Exercise task:
Restate the complete material exactly.

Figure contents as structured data
↓↓↓

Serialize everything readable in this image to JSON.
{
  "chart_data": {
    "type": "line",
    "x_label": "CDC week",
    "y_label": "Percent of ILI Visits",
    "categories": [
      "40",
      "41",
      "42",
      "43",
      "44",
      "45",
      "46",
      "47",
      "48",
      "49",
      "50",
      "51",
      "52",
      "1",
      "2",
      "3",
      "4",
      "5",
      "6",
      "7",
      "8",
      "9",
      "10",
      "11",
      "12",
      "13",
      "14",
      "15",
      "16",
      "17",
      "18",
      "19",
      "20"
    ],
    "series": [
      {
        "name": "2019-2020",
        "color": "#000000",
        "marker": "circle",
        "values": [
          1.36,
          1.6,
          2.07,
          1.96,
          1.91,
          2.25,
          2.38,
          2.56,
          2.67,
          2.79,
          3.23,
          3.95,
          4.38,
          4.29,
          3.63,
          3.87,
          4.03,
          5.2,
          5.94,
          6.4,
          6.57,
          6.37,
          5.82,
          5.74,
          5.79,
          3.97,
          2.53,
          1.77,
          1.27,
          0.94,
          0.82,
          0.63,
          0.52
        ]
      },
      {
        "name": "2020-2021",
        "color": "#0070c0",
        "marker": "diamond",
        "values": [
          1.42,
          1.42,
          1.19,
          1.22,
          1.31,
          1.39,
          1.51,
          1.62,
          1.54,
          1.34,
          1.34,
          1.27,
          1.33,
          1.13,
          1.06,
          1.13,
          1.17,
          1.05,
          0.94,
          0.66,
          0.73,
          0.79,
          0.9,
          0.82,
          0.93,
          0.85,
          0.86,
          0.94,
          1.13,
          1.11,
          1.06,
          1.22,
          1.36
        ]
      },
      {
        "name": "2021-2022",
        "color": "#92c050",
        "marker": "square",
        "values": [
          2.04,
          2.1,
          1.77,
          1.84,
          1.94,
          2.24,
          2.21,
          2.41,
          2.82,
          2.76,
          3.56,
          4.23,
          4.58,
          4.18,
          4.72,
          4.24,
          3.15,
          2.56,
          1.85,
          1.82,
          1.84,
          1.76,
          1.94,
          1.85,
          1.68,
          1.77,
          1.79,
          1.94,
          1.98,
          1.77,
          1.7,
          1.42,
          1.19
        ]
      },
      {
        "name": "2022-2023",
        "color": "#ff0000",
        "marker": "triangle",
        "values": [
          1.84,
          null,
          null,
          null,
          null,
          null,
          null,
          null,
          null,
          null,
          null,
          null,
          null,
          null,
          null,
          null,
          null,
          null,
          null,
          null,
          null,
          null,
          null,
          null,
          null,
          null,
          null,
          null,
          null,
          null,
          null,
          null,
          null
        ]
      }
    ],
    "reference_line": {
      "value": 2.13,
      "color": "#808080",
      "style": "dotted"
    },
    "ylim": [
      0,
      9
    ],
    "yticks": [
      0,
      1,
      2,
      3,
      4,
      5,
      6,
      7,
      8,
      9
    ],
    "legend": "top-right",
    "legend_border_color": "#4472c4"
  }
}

↑↑↑

Problem solution:
Serialize everything readable in this image to JSON.
{
  "chart_data": {
    "type": "line",
    "x_label": "CDC week",
    "y_label": "Percent of ILI Visits",
    "categories": [
      "40",
      "41",
      "42",
      "43",
      "44",
      "45",
      "46",
      "47",
      "48",
      "49",
      "50",
      "51",
      "52",
      "1",
      "2",
      "3",
      "4",
      "5",
      "6",
      "7",
      "8",
      "9",
      "10",
      "11",
      "12",
      "13",
      "14",
      "15",
      "16",
      "17",
      "18",
      "19",
      "20"
    ],
    "series": [
      {
        "name": "2019-2020",
        "color": "#000000",
        "marker": "circle",
        "values": [
          1.36,
          1.6,
          2.07,
          1.96,
          1.91,
          2.25,
          2.38,
          2.56,
          2.67,
          2.79,
          3.23,
          3.95,
          4.38,
          4.29,
          3.63,
          3.87,
          4.03,
          5.2,
          5.94,
          6.4,
          6.57,
          6.37,
          5.82,
          5.74,
          5.79,
          3.97,
          2.53,
          1.77,
          1.27,
          0.94,
          0.82,
          0.63,
          0.52
        ]
      },
      {
        "name": "2020-2021",
        "color": "#0070c0",
        "marker": "diamond",
        "values": [
          1.42,
          1.42,
          1.19,
          1.22,
          1.31,
          1.39,
          1.51,
          1.62,
          1.54,
          1.34,
          1.34,
          1.27,
          1.33,
          1.13,
          1.06,
          1.13,
          1.17,
          1.05,
          0.94,
          0.66,
          0.73,
          0.79,
          0.9,
          0.82,
          0.93,
          0.85,
          0.86,
          0.94,
          1.13,
          1.11,
          1.06,
          1.22,
          1.36
        ]
      },
      {
        "name": "2021-2022",
        "color": "#92c050",
        "marker": "square",
        "values": [
          2.04,
          2.1,
          1.77,
          1.84,
          1.94,
          2.24,
          2.21,
          2.41,
          2.82,
          2.76,
          3.56,
          4.23,
          4.58,
          4.18,
          4.72,
          4.24,
          3.15,
          2.56,
          1.85,
          1.82,
          1.84,
          1.76,
          1.94,
          1.85,
          1.68,
          1.77,
          1.79,
          1.94,
          1.98,
          1.77,
          1.7,
          1.42,
          1.19
        ]
      },
      {
        "name": "2022-2023",
        "color": "#ff0000",
        "marker": "triangle",
        "values": [
          1.84,
          null,
          null,
          null,
          null,
          null,
          null,
          null,
          null,
          null,
          null,
          null,
          null,
          null,
          null,
          null,
          null,
          null,
          null,
          null,
          null,
          null,
          null,
          null,
          null,
          null,
          null,
          null,
          null,
          null,
          null,
          null,
          null
        ]
      }
    ],
    "reference_line": {
      "value": 2.13,
      "color": "#808080",
      "style": "dotted"
    },
    "ylim": [
      0,
      9
    ],
    "yticks": [
      0,
      1,
      2,
      3,
      4,
      5,
      6,
      7,
      8,
      9
    ],
    "legend": "top-right",
    "legend_border_color": "#4472c4"
  }
}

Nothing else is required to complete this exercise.